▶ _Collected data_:

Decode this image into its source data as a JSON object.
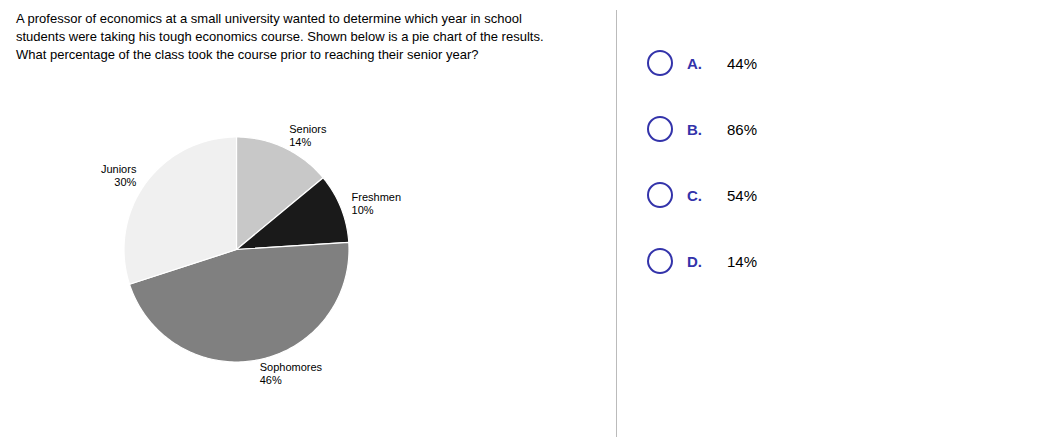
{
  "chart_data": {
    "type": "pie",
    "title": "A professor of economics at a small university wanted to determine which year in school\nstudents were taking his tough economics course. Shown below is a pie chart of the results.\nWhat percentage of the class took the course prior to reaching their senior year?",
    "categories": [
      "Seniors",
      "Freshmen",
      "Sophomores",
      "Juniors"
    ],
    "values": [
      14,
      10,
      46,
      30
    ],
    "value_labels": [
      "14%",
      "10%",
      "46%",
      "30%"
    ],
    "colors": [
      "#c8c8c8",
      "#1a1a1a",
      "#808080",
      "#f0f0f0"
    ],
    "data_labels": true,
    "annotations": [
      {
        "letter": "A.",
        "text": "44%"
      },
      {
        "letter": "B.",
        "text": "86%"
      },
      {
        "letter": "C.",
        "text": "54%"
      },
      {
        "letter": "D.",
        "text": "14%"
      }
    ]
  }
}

--

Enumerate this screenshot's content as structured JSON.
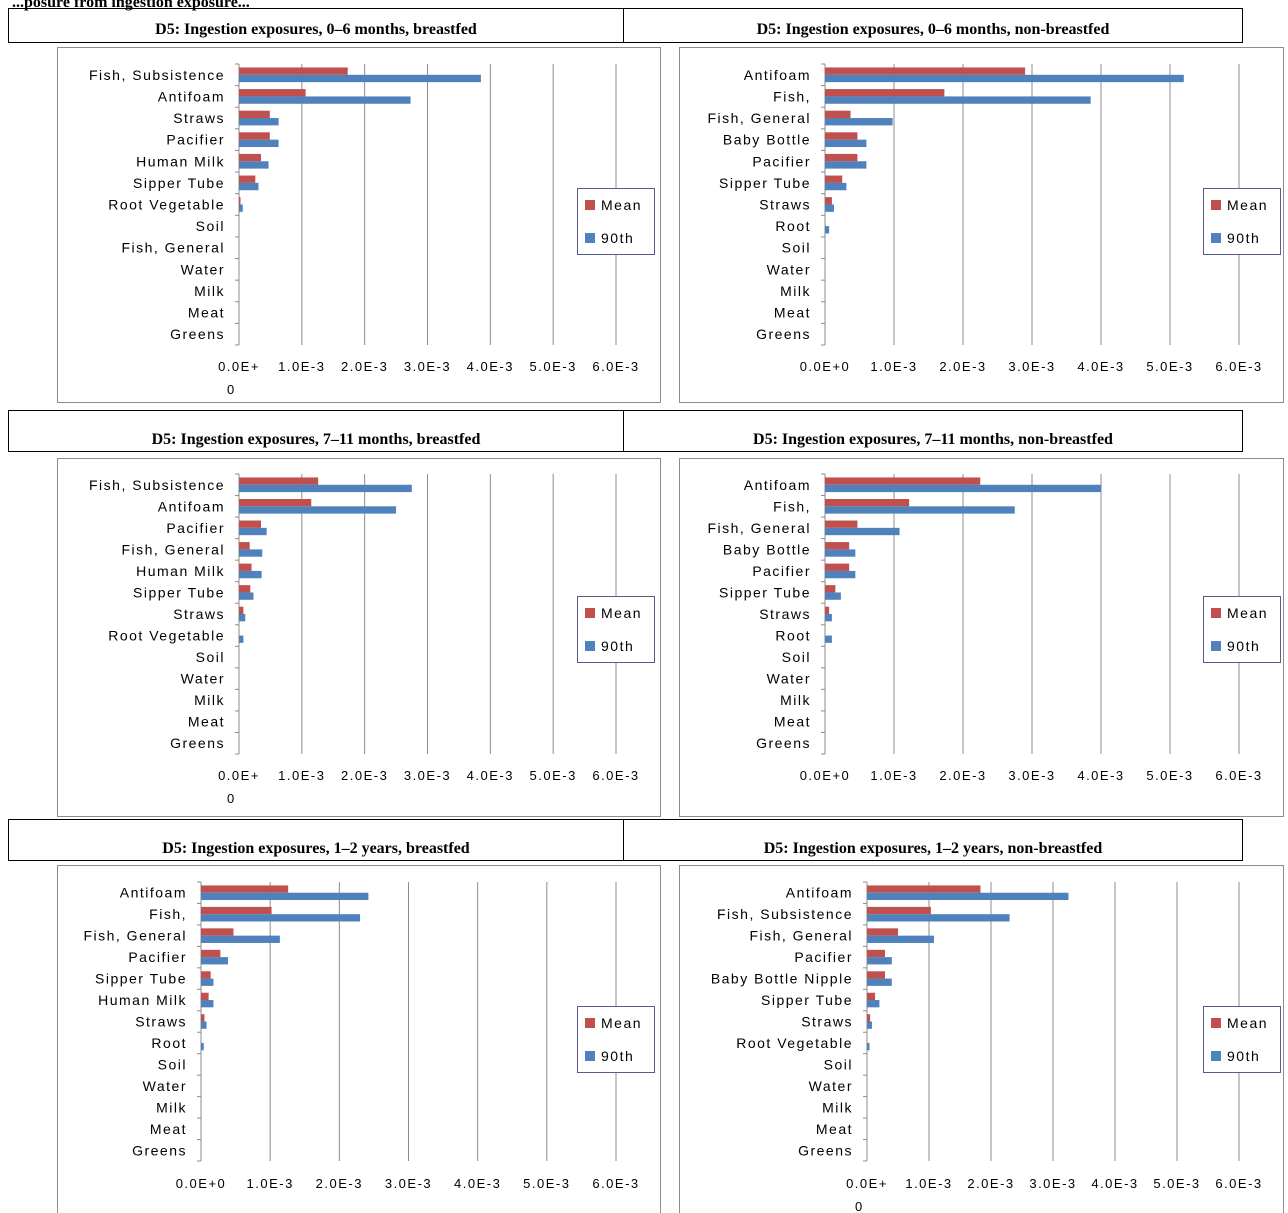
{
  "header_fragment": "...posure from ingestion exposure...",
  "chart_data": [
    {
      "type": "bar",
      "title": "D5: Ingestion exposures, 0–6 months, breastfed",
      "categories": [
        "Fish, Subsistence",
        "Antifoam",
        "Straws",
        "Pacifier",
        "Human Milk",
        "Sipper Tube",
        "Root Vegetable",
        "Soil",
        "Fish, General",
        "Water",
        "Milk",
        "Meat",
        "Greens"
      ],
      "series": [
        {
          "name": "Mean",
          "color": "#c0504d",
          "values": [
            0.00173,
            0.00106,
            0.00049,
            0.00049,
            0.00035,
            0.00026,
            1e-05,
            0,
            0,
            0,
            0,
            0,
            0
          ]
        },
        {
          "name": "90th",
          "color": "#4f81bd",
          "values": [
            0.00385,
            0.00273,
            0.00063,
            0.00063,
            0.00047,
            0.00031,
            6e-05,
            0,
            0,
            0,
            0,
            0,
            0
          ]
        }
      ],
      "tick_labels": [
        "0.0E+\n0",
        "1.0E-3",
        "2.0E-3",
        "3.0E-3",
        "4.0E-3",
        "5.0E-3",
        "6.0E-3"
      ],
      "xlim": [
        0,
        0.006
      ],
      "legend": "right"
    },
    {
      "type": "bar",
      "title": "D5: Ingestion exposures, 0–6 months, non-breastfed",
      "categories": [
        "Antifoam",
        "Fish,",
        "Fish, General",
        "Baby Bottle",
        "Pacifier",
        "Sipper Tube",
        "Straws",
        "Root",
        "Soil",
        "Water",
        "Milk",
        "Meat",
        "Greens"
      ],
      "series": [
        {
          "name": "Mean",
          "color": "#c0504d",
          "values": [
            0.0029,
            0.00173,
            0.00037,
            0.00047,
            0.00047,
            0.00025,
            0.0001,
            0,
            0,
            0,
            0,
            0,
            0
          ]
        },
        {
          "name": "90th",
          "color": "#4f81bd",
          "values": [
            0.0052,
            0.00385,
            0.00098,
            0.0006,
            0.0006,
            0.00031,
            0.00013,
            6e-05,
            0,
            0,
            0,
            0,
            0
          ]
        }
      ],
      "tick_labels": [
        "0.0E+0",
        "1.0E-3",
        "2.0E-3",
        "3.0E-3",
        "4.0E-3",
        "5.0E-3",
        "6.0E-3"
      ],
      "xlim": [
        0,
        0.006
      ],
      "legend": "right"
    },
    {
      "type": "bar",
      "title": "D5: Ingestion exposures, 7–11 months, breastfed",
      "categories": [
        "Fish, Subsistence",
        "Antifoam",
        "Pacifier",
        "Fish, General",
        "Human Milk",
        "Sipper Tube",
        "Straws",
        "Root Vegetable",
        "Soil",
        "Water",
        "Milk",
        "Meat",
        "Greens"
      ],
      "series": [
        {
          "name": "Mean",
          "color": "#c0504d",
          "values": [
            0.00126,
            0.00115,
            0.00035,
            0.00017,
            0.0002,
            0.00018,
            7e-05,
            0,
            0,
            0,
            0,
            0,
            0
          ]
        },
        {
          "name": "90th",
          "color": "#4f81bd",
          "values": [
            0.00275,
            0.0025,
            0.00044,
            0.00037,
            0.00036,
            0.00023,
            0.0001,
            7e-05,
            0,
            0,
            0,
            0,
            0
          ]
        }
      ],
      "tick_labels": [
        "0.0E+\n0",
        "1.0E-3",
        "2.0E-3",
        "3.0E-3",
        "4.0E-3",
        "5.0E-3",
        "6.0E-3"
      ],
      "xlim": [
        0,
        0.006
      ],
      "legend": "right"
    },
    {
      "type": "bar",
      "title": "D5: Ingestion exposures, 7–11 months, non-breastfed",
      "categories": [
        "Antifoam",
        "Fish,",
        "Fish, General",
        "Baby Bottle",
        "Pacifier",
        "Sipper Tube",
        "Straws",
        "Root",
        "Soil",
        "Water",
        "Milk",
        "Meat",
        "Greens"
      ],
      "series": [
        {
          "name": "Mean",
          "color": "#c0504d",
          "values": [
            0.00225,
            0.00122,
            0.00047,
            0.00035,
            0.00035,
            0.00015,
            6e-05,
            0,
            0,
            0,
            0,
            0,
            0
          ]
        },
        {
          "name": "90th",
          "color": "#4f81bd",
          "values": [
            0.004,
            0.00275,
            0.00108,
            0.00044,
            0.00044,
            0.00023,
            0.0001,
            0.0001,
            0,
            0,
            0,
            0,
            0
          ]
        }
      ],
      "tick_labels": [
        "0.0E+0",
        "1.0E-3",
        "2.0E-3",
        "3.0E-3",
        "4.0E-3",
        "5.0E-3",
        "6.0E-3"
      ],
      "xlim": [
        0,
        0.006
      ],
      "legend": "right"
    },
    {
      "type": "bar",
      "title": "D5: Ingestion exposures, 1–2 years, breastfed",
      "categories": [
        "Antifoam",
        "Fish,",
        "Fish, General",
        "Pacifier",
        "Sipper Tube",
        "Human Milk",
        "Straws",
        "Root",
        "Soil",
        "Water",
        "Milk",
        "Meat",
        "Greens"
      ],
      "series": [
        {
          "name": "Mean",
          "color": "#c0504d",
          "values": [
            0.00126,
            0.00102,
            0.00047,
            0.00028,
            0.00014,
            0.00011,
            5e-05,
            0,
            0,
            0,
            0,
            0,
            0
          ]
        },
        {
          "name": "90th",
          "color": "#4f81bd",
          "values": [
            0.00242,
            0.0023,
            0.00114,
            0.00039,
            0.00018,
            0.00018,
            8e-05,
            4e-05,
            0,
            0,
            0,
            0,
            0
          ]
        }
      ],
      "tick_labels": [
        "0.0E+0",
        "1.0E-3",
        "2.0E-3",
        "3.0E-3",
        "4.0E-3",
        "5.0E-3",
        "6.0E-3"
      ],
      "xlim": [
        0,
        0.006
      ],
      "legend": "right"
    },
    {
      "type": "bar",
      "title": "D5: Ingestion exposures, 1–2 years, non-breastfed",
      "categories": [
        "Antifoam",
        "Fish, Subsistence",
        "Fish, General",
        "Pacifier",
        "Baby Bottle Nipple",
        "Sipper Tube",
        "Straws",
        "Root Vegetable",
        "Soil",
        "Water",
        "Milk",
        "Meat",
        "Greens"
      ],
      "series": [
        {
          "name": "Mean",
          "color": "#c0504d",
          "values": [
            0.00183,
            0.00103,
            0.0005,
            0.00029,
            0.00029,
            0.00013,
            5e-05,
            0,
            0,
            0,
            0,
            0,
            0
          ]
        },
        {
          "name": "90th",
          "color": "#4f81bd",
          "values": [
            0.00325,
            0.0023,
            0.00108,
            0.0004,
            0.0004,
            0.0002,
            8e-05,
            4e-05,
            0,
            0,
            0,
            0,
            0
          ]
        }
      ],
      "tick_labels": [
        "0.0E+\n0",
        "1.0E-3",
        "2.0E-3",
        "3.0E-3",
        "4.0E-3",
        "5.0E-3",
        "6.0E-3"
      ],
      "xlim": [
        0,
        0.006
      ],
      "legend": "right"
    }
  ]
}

▶ _Instructions for the task_:
Copy each line of the records containing the string "months".

▶ _The solution_:
      "title": "D5: Ingestion exposures, 0–6 months, breastfed",
      "title": "D5: Ingestion exposures, 0–6 months, non-breastfed",
      "title": "D5: Ingestion exposures, 7–11 months, breastfed",
      "title": "D5: Ingestion exposures, 7–11 months, non-breastfed",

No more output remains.